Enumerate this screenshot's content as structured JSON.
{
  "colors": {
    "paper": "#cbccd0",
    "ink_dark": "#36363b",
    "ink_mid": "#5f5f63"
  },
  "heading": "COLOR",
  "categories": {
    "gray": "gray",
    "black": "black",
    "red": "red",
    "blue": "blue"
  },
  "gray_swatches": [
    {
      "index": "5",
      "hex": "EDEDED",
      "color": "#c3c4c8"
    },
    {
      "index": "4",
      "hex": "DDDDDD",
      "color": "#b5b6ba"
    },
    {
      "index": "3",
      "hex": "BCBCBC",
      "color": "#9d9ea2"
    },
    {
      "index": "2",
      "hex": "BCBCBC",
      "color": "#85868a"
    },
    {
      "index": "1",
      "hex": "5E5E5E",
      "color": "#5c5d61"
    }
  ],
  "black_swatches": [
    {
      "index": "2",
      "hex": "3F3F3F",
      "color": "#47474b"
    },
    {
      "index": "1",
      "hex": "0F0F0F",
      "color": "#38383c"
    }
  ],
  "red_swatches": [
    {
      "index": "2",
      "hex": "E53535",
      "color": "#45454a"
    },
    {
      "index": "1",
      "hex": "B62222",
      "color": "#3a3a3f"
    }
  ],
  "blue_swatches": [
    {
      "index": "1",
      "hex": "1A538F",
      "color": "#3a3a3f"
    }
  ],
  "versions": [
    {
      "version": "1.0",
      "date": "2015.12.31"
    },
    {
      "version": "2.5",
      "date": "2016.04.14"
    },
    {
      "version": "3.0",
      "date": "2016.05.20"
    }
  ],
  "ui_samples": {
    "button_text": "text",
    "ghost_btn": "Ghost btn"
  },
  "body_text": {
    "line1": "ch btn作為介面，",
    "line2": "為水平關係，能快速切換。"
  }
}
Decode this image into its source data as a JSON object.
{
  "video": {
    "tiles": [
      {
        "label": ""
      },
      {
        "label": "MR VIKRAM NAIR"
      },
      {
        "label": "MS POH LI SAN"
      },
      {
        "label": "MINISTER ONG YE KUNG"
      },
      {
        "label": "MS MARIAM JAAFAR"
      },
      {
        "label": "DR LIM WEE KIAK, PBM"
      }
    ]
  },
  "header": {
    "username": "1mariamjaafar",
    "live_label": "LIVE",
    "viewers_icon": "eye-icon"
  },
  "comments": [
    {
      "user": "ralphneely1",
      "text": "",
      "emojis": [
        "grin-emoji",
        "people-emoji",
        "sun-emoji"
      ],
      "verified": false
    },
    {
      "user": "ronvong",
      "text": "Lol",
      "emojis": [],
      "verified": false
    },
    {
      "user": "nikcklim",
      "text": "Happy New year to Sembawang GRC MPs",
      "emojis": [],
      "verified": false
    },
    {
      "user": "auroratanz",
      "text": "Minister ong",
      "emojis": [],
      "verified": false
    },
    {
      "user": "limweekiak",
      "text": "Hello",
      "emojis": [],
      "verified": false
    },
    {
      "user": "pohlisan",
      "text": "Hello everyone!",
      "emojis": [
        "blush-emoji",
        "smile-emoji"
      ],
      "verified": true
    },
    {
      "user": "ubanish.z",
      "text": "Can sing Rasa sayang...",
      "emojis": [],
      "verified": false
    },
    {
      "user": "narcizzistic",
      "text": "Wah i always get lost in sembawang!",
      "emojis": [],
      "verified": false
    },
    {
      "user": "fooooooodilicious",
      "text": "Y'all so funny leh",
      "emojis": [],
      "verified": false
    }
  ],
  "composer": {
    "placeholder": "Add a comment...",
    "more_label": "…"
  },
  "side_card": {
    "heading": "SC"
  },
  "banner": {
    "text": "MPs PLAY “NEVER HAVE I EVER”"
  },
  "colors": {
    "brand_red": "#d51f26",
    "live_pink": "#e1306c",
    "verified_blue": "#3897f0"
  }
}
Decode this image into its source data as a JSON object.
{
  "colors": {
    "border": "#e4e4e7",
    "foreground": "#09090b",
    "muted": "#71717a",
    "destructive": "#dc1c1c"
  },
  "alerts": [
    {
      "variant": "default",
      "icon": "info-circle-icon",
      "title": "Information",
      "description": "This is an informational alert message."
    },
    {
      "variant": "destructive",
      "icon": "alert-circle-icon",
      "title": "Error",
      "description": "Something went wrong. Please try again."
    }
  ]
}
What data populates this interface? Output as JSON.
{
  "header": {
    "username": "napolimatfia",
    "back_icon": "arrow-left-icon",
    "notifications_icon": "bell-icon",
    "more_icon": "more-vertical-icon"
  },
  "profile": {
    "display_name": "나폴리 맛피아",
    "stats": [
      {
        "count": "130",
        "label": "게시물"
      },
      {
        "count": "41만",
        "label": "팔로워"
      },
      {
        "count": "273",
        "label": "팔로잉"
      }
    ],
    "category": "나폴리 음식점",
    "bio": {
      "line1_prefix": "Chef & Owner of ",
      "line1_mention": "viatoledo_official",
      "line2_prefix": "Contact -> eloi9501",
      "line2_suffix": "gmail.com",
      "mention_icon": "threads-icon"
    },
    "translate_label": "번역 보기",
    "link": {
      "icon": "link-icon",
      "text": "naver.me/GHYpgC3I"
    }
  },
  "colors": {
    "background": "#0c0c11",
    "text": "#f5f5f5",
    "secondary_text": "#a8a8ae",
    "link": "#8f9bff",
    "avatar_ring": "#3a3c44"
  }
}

— Exercise objective —
Write out the whole listing again. Match it word for word.

— Exercise output —
Enumerate this screenshot's content as structured JSON.
{
  "colors": {
    "paper": "#cbccd0",
    "ink_dark": "#36363b",
    "ink_mid": "#5f5f63"
  },
  "heading": "COLOR",
  "categories": {
    "gray": "gray",
    "black": "black",
    "red": "red",
    "blue": "blue"
  },
  "gray_swatches": [
    {
      "index": "5",
      "hex": "EDEDED",
      "color": "#c3c4c8"
    },
    {
      "index": "4",
      "hex": "DDDDDD",
      "color": "#b5b6ba"
    },
    {
      "index": "3",
      "hex": "BCBCBC",
      "color": "#9d9ea2"
    },
    {
      "index": "2",
      "hex": "BCBCBC",
      "color": "#85868a"
    },
    {
      "index": "1",
      "hex": "5E5E5E",
      "color": "#5c5d61"
    }
  ],
  "black_swatches": [
    {
      "index": "2",
      "hex": "3F3F3F",
      "color": "#47474b"
    },
    {
      "index": "1",
      "hex": "0F0F0F",
      "color": "#38383c"
    }
  ],
  "red_swatches": [
    {
      "index": "2",
      "hex": "E53535",
      "color": "#45454a"
    },
    {
      "index": "1",
      "hex": "B62222",
      "color": "#3a3a3f"
    }
  ],
  "blue_swatches": [
    {
      "index": "1",
      "hex": "1A538F",
      "color": "#3a3a3f"
    }
  ],
  "versions": [
    {
      "version": "1.0",
      "date": "2015.12.31"
    },
    {
      "version": "2.5",
      "date": "2016.04.14"
    },
    {
      "version": "3.0",
      "date": "2016.05.20"
    }
  ],
  "ui_samples": {
    "button_text": "text",
    "ghost_btn": "Ghost btn"
  },
  "body_text": {
    "line1": "ch btn作為介面，",
    "line2": "為水平關係，能快速切換。"
  }
}
Decode this image into its source data as a JSON object.
{
  "video": {
    "tiles": [
      {
        "label": ""
      },
      {
        "label": "MR VIKRAM NAIR"
      },
      {
        "label": "MS POH LI SAN"
      },
      {
        "label": "MINISTER ONG YE KUNG"
      },
      {
        "label": "MS MARIAM JAAFAR"
      },
      {
        "label": "DR LIM WEE KIAK, PBM"
      }
    ]
  },
  "header": {
    "username": "1mariamjaafar",
    "live_label": "LIVE",
    "viewers_icon": "eye-icon"
  },
  "comments": [
    {
      "user": "ralphneely1",
      "text": "",
      "emojis": [
        "grin-emoji",
        "people-emoji",
        "sun-emoji"
      ],
      "verified": false
    },
    {
      "user": "ronvong",
      "text": "Lol",
      "emojis": [],
      "verified": false
    },
    {
      "user": "nikcklim",
      "text": "Happy New year to Sembawang GRC MPs",
      "emojis": [],
      "verified": false
    },
    {
      "user": "auroratanz",
      "text": "Minister ong",
      "emojis": [],
      "verified": false
    },
    {
      "user": "limweekiak",
      "text": "Hello",
      "emojis": [],
      "verified": false
    },
    {
      "user": "pohlisan",
      "text": "Hello everyone!",
      "emojis": [
        "blush-emoji",
        "smile-emoji"
      ],
      "verified": true
    },
    {
      "user": "ubanish.z",
      "text": "Can sing Rasa sayang...",
      "emojis": [],
      "verified": false
    },
    {
      "user": "narcizzistic",
      "text": "Wah i always get lost in sembawang!",
      "emojis": [],
      "verified": false
    },
    {
      "user": "fooooooodilicious",
      "text": "Y'all so funny leh",
      "emojis": [],
      "verified": false
    }
  ],
  "composer": {
    "placeholder": "Add a comment...",
    "more_label": "…"
  },
  "side_card": {
    "heading": "SC"
  },
  "banner": {
    "text": "MPs PLAY “NEVER HAVE I EVER”"
  },
  "colors": {
    "brand_red": "#d51f26",
    "live_pink": "#e1306c",
    "verified_blue": "#3897f0"
  }
}
Decode this image into its source data as a JSON object.
{
  "colors": {
    "border": "#e4e4e7",
    "foreground": "#09090b",
    "muted": "#71717a",
    "destructive": "#dc1c1c"
  },
  "alerts": [
    {
      "variant": "default",
      "icon": "info-circle-icon",
      "title": "Information",
      "description": "This is an informational alert message."
    },
    {
      "variant": "destructive",
      "icon": "alert-circle-icon",
      "title": "Error",
      "description": "Something went wrong. Please try again."
    }
  ]
}
What data populates this interface? Output as JSON.
{
  "header": {
    "username": "napolimatfia",
    "back_icon": "arrow-left-icon",
    "notifications_icon": "bell-icon",
    "more_icon": "more-vertical-icon"
  },
  "profile": {
    "display_name": "나폴리 맛피아",
    "stats": [
      {
        "count": "130",
        "label": "게시물"
      },
      {
        "count": "41만",
        "label": "팔로워"
      },
      {
        "count": "273",
        "label": "팔로잉"
      }
    ],
    "category": "나폴리 음식점",
    "bio": {
      "line1_prefix": "Chef & Owner of ",
      "line1_mention": "viatoledo_official",
      "line2_prefix": "Contact -> eloi9501",
      "line2_suffix": "gmail.com",
      "mention_icon": "threads-icon"
    },
    "translate_label": "번역 보기",
    "link": {
      "icon": "link-icon",
      "text": "naver.me/GHYpgC3I"
    }
  },
  "colors": {
    "background": "#0c0c11",
    "text": "#f5f5f5",
    "secondary_text": "#a8a8ae",
    "link": "#8f9bff",
    "avatar_ring": "#3a3c44"
  }
}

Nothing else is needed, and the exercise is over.